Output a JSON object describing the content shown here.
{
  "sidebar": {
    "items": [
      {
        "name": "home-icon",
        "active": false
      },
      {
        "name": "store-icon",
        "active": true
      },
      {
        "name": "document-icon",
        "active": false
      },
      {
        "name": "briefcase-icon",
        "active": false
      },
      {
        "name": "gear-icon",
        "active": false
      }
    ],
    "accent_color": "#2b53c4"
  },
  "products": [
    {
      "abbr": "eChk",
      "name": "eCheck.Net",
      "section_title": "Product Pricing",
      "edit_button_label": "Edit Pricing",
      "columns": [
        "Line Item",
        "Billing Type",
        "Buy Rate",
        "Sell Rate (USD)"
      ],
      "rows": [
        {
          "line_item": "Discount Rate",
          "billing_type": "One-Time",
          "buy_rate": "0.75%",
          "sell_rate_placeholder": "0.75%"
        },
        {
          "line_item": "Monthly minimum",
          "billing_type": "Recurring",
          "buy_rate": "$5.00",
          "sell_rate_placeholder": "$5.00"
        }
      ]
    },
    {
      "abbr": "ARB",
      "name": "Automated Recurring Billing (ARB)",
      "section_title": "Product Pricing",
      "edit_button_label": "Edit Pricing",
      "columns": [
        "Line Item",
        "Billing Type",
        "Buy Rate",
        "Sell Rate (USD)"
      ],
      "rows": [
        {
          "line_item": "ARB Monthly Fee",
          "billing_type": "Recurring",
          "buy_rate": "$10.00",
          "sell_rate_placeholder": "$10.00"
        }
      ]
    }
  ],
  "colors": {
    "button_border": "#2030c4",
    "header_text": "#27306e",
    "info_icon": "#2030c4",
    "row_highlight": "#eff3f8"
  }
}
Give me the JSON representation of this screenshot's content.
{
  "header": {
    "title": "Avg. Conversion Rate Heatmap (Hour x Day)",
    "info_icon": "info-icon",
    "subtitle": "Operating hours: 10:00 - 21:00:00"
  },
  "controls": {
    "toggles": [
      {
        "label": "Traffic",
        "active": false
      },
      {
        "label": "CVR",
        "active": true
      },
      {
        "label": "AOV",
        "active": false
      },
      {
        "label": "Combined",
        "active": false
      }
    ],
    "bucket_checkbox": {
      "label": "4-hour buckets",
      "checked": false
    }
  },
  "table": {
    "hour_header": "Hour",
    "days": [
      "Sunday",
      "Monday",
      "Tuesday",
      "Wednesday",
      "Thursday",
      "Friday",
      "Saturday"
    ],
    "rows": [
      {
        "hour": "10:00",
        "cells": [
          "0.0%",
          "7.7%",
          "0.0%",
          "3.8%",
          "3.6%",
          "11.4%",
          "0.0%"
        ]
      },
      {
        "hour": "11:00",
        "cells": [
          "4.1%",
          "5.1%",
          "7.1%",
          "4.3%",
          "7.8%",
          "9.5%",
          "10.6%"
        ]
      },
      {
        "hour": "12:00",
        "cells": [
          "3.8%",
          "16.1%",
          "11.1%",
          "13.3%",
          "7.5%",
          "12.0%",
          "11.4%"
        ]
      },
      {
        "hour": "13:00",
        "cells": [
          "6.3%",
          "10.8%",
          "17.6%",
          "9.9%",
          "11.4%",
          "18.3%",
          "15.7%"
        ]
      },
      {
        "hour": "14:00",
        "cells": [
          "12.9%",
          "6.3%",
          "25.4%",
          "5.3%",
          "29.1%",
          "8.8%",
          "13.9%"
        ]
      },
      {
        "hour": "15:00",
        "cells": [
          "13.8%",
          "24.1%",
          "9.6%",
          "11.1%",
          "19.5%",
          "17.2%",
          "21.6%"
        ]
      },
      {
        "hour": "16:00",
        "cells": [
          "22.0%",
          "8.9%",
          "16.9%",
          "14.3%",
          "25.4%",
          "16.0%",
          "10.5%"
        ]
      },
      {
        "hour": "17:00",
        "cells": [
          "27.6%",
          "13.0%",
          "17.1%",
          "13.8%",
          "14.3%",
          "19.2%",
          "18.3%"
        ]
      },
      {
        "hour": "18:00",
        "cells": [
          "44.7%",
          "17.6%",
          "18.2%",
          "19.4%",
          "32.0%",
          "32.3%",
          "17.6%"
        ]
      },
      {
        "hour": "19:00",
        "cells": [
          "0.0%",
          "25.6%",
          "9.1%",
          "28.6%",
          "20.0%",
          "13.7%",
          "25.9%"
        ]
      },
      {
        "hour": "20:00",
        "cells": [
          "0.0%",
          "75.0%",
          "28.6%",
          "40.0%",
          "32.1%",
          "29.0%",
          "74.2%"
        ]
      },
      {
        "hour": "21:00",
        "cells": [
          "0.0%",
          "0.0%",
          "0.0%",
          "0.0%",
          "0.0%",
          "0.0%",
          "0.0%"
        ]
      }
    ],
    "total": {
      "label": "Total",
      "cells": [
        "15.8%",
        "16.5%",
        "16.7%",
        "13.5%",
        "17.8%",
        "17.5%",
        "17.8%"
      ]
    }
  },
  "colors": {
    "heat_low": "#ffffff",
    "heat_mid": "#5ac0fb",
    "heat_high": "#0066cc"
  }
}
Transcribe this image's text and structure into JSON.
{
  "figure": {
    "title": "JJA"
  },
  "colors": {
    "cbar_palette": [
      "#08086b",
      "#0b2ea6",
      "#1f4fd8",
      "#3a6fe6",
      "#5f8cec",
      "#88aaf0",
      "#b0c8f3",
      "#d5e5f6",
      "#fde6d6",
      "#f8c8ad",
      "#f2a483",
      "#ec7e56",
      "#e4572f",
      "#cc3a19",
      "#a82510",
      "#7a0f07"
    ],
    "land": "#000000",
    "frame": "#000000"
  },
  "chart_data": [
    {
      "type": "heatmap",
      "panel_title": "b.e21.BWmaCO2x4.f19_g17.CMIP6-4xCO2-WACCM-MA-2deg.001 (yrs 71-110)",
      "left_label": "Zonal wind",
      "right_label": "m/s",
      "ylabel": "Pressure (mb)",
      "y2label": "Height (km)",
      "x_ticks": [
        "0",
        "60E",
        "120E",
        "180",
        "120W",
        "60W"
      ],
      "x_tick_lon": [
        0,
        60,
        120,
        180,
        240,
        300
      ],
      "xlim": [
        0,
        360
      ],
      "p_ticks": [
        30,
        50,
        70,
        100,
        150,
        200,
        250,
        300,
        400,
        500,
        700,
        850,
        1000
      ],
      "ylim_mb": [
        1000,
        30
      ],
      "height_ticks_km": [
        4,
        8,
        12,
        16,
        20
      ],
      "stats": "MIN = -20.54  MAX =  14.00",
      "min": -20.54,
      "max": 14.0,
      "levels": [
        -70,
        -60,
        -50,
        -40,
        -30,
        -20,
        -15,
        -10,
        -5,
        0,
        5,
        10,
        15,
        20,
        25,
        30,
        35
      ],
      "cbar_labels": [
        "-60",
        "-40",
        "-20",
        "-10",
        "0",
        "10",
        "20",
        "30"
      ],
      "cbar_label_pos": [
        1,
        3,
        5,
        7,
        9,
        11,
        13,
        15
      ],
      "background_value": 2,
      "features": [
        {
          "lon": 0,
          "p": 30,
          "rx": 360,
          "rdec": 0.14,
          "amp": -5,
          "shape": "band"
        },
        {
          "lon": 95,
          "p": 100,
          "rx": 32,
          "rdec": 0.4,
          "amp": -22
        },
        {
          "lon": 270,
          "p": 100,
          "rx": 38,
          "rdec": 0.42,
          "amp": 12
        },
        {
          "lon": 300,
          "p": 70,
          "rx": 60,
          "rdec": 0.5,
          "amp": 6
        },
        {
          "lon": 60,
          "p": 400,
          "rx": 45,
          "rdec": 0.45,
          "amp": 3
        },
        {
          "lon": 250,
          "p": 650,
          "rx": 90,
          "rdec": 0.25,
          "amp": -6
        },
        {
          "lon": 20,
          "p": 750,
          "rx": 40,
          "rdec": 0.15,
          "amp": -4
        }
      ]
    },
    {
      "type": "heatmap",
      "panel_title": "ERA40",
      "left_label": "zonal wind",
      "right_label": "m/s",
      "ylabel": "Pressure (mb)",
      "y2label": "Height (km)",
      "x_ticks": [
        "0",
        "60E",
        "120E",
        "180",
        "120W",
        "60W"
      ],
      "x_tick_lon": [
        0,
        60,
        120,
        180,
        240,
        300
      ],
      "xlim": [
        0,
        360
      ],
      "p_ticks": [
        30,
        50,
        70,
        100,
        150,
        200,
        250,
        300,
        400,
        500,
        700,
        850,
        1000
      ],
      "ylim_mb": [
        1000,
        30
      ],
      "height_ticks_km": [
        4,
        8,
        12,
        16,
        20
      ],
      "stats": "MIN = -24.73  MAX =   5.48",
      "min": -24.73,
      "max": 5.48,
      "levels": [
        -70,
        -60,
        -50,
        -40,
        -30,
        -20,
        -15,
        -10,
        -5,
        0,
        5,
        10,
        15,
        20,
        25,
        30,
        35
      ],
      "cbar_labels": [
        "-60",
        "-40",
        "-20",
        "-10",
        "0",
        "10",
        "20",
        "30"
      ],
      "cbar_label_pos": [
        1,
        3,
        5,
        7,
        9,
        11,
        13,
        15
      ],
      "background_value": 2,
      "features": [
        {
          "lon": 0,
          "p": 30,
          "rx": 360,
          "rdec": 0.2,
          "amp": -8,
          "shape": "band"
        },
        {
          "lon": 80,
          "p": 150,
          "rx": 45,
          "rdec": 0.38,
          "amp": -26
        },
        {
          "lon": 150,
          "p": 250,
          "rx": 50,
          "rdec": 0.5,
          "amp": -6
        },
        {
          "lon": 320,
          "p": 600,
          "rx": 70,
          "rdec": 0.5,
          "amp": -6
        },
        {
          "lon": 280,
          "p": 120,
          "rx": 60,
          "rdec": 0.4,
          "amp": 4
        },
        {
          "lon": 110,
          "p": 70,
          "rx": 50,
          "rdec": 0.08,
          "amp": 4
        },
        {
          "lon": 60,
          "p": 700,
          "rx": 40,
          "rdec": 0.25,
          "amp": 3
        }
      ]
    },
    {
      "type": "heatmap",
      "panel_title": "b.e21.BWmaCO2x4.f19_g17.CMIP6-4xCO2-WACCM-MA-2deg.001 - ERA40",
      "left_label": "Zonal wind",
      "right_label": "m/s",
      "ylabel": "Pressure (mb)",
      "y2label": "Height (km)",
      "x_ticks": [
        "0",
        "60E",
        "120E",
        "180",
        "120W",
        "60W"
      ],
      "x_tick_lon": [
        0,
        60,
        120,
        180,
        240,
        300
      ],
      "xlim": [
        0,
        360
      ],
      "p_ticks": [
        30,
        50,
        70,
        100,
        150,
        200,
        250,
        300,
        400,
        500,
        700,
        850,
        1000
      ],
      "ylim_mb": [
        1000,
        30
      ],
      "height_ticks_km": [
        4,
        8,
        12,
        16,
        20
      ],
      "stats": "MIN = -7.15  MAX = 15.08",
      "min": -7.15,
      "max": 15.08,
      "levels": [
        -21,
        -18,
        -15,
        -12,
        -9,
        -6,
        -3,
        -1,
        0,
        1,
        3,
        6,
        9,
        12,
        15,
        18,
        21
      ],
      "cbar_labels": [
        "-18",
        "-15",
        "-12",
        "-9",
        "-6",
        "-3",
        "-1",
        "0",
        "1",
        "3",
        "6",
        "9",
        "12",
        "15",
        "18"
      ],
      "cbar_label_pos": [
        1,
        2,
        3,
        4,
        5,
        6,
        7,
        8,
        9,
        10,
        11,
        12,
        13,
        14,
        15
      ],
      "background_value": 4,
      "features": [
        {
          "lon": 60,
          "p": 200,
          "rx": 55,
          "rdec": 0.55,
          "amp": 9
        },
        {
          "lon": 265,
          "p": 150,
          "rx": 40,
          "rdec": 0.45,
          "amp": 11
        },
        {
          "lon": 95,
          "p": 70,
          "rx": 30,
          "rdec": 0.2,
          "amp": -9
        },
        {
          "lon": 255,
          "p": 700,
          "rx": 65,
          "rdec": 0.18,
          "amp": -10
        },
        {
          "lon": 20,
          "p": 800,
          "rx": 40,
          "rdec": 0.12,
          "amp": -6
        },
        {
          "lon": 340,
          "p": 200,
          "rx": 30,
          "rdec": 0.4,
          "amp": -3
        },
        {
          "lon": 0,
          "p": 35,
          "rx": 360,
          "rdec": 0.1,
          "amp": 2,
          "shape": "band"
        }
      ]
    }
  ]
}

★ ★ ★ ★

What is asked
Which lines above contain "Monthly"? Show each of them.

Response below
          "line_item": "Monthly minimum",
          "line_item": "ARB Monthly Fee",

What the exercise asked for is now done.